**GIVEN INSTRUCTION**: Show every line below where "податок" can be found.

**TASK INPUTS**:
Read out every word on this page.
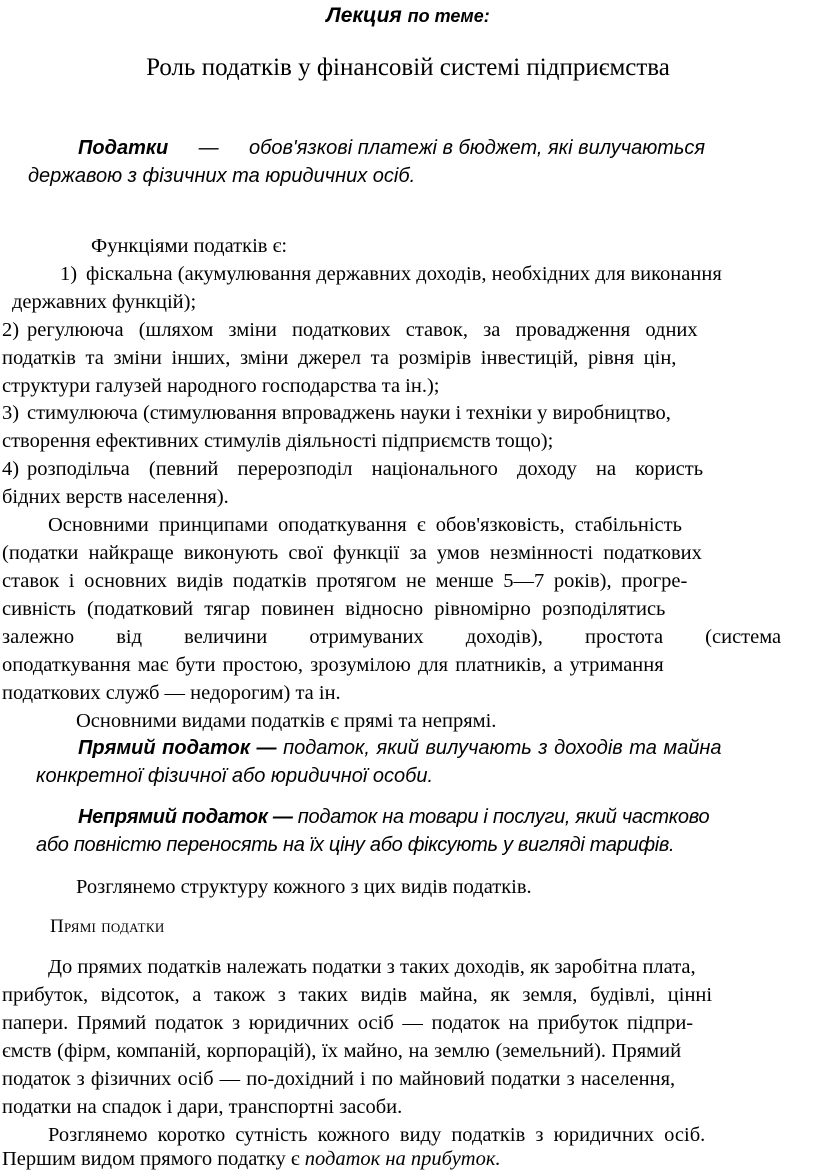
Лекция по теме:
Роль податків у фінансовій системі підприємства
Податки — обов'язкові платежі в бюджет, які вилучаються
державою з фізичних та юридичних осіб.
Функціями податків є:
1) фіскальна (акумулювання державних доходів, необхідних для виконання
державних функцій);
2) регулююча (шляхом зміни податкових ставок, за провадження одних
податків та зміни інших, зміни джерел та розмірів інвестицій, рівня цін,
структури галузей народного господарства та ін.);
3) стимулююча (стимулювання впроваджень науки і техніки у виробництво,
створення ефективних стимулів діяльності підприємств тощо);
4) розподільча (певний перерозподіл національного доходу на користь
бідних верств населення).
Основними принципами оподаткування є обов'язковість, стабільність
(податки найкраще виконують свої функції за умов незмінності податкових
ставок і основних видів податків протягом не менше 5—7 років), прогре-
сивність (податковий тягар повинен відносно рівномірно розподілятись
залежно від величини отримуваних доходів), простота (система
оподаткування має бути простою, зрозумілою для платників, а утримання
податкових служб — недорогим) та ін.
Основними видами податків є прямі та непрямі.
Прямий податок — податок, який вилучають з доходів та майна
конкретної фізичної або юридичної особи.
Непрямий податок — податок на товари і послуги, який частково
або повністю переносять на їх ціну або фіксують у вигляді тарифів.
Розглянемо структуру кожного з цих видів податків.
Прямі податки
До прямих податків належать податки з таких доходів, як заробітна плата,
прибуток, відсоток, а також з таких видів майна, як земля, будівлі, цінні
папери. Прямий податок з юридичних осіб — податок на прибуток підпри-
ємств (фірм, компаній, корпорацій), їх майно, на землю (земельний). Прямий
податок з фізичних осіб — по-дохідний і по майновий податки з населення,
податки на спадок і дари, транспортні засоби.
Розглянемо коротко сутність кожного виду податків з юридичних осіб.
Першим видом прямого податку є податок на прибуток.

**TASK ANSWER**:
Прямий податок — податок, який вилучають з доходів та майна
Непрямий податок — податок на товари і послуги, який частково
папери. Прямий податок з юридичних осіб — податок на прибуток підпри-
податок з фізичних осіб — по-дохідний і по майновий податки з населення,
Першим видом прямого податку є податок на прибуток.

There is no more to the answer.